## [EXERCISE TASK]
Go through the lines below. Copy those with "Population".

===== INPUT DATA =====

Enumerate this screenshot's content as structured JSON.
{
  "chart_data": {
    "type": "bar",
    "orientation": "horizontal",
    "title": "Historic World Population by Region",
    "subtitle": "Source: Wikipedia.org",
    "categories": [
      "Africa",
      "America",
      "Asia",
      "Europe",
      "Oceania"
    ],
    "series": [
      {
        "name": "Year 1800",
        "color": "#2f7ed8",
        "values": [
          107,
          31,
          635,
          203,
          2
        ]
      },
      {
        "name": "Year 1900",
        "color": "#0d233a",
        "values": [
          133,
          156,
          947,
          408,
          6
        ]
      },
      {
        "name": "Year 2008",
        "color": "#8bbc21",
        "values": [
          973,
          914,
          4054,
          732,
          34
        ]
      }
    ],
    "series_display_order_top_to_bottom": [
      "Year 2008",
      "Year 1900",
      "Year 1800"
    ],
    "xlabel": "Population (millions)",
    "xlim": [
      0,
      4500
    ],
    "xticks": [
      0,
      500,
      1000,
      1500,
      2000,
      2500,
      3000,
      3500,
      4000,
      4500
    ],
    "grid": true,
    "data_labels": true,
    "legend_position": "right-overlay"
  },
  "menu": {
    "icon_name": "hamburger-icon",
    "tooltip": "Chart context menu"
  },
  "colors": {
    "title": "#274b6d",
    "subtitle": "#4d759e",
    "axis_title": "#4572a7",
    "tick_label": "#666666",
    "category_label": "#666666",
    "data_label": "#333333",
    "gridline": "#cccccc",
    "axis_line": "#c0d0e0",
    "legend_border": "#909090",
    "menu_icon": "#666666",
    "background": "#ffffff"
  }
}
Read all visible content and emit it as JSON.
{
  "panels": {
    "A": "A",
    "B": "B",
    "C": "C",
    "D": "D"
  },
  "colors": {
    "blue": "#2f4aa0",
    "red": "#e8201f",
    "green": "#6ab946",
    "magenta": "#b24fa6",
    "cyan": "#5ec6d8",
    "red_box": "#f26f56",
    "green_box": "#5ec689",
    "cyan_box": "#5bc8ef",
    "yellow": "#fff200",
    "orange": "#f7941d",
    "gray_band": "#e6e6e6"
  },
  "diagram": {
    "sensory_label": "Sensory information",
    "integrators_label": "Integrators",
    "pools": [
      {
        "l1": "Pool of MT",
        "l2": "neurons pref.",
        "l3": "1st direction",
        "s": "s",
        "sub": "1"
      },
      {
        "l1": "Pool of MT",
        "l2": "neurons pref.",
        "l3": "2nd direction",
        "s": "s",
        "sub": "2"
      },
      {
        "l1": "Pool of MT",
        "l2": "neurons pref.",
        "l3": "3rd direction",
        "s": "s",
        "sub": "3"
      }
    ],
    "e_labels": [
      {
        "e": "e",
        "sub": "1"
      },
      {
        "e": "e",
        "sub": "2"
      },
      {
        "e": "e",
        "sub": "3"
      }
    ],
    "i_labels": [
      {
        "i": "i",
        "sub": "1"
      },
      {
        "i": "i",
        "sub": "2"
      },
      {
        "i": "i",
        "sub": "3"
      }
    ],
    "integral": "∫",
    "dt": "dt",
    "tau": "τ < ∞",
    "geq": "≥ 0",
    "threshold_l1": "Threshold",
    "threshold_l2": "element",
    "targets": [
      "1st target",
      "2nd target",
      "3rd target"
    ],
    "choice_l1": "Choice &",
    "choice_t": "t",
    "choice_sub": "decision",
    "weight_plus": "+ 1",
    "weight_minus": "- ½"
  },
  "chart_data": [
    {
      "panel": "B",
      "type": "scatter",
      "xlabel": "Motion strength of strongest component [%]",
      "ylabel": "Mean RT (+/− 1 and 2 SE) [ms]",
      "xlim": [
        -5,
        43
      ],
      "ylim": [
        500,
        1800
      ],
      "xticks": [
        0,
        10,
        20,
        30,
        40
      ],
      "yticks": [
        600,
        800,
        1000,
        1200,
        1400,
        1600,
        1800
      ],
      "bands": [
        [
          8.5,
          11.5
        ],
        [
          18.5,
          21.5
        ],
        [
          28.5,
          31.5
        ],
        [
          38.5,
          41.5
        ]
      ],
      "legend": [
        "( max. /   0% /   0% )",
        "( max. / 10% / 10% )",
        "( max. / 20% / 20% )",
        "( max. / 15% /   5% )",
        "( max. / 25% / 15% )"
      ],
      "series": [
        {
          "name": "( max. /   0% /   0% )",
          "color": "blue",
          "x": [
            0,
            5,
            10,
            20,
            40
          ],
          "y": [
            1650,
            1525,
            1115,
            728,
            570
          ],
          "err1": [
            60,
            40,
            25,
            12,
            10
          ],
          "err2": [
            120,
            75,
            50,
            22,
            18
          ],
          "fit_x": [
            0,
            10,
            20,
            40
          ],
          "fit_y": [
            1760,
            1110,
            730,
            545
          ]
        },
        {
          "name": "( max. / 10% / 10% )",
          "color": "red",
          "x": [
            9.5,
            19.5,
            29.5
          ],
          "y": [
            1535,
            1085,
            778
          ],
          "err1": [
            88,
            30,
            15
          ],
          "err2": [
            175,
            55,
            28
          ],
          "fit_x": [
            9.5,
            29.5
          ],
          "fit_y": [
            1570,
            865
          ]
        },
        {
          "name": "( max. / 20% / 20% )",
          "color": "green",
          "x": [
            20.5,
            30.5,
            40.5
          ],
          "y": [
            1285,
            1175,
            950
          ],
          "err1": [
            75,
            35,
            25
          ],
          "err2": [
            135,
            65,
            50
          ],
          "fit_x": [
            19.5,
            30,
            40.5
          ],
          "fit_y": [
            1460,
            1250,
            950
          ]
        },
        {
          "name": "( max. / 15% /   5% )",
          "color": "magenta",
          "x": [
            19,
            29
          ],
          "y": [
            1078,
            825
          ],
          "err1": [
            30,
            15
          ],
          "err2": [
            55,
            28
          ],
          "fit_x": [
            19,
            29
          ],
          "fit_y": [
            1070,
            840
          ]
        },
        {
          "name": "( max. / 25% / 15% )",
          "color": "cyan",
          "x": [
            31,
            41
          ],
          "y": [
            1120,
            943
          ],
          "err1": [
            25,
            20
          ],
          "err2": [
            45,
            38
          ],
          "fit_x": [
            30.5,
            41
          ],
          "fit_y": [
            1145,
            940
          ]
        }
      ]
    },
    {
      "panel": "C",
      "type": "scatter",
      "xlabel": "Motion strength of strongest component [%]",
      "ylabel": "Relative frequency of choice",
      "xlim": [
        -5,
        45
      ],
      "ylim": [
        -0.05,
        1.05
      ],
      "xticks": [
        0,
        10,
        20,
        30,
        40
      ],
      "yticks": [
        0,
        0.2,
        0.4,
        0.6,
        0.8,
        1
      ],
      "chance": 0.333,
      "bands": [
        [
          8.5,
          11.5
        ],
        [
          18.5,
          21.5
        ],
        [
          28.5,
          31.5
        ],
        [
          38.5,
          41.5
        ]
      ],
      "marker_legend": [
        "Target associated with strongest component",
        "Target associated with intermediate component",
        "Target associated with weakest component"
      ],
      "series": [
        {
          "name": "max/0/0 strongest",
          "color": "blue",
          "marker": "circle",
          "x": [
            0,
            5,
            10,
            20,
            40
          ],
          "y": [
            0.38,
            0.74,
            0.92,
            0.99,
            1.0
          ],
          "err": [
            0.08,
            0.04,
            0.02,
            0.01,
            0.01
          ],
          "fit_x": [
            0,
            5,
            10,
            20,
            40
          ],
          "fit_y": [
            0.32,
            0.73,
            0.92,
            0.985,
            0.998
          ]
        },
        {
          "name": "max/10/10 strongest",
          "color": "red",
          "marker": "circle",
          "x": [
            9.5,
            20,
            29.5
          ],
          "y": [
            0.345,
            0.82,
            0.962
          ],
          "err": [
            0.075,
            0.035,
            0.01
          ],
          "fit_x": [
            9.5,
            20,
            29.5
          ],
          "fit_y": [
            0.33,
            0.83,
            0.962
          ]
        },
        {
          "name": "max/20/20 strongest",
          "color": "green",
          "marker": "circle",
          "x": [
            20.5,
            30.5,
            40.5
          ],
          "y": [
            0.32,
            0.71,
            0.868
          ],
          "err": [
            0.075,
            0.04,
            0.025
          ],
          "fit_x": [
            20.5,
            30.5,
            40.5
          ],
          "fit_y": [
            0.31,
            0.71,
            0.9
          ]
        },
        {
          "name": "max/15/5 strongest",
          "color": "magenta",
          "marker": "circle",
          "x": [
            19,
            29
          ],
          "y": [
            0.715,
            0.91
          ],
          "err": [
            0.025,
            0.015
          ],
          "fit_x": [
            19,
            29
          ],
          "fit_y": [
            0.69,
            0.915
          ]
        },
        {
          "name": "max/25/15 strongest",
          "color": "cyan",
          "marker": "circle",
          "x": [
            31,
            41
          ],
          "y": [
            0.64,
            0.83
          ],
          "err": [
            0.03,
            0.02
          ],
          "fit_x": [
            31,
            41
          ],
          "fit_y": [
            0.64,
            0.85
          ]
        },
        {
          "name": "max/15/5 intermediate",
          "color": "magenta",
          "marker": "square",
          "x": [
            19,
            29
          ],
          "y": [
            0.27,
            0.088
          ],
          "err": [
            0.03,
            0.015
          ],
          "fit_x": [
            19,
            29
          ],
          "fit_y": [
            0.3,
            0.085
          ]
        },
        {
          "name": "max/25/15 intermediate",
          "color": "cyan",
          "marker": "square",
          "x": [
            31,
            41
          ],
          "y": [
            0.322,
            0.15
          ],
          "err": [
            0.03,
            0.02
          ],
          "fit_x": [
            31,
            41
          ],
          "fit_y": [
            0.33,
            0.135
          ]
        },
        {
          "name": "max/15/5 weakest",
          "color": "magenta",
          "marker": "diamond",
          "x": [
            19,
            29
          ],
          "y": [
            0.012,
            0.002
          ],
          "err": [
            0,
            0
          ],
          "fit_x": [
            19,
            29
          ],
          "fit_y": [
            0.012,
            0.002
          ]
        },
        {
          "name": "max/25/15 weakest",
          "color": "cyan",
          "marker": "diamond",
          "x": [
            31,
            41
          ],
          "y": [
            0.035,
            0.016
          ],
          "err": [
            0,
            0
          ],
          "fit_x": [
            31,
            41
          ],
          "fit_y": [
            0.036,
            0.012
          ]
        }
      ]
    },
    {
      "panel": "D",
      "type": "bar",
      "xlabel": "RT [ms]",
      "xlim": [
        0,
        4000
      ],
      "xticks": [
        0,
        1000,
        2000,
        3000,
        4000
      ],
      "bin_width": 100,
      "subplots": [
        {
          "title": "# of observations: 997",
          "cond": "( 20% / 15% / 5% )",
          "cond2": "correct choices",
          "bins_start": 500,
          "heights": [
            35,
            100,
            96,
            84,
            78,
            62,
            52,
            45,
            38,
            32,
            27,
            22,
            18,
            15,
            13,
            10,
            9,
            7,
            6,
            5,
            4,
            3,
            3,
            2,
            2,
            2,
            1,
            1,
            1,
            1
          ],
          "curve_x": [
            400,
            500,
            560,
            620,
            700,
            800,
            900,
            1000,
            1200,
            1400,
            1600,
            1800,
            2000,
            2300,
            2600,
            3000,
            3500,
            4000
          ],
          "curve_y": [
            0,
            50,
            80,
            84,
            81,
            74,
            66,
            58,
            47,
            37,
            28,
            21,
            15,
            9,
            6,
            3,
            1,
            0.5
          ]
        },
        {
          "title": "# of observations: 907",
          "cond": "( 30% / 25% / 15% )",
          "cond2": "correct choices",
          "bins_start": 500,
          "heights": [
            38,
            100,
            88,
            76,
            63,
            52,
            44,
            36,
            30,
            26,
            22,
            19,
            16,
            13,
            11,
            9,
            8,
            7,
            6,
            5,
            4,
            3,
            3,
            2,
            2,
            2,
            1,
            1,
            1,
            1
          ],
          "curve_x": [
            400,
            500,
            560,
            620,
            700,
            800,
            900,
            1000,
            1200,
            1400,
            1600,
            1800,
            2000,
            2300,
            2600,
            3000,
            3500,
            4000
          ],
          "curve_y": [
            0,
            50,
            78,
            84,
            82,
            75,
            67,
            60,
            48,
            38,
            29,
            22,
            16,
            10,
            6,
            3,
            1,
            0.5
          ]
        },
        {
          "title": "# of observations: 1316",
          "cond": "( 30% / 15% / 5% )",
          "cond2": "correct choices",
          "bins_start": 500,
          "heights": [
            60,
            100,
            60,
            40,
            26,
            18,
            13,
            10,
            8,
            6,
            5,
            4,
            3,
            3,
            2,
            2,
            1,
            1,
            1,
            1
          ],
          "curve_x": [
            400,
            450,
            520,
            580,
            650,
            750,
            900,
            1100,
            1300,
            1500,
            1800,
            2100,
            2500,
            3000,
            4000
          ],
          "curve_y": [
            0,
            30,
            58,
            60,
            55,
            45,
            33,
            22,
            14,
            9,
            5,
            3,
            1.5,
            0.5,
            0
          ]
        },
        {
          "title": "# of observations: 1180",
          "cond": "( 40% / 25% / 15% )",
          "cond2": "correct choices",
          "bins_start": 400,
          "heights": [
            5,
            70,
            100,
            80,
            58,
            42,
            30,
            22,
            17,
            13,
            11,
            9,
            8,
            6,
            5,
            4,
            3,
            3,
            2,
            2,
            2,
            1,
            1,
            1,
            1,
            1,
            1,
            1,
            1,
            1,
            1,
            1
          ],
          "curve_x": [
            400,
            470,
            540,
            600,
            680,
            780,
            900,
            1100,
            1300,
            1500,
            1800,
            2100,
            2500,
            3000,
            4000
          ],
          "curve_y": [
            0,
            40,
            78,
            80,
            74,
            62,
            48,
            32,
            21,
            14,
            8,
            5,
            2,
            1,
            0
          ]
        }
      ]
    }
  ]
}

=====

## [FINAL RESULT]
    "title": "Historic World Population by Region",
    "xlabel": "Population (millions)",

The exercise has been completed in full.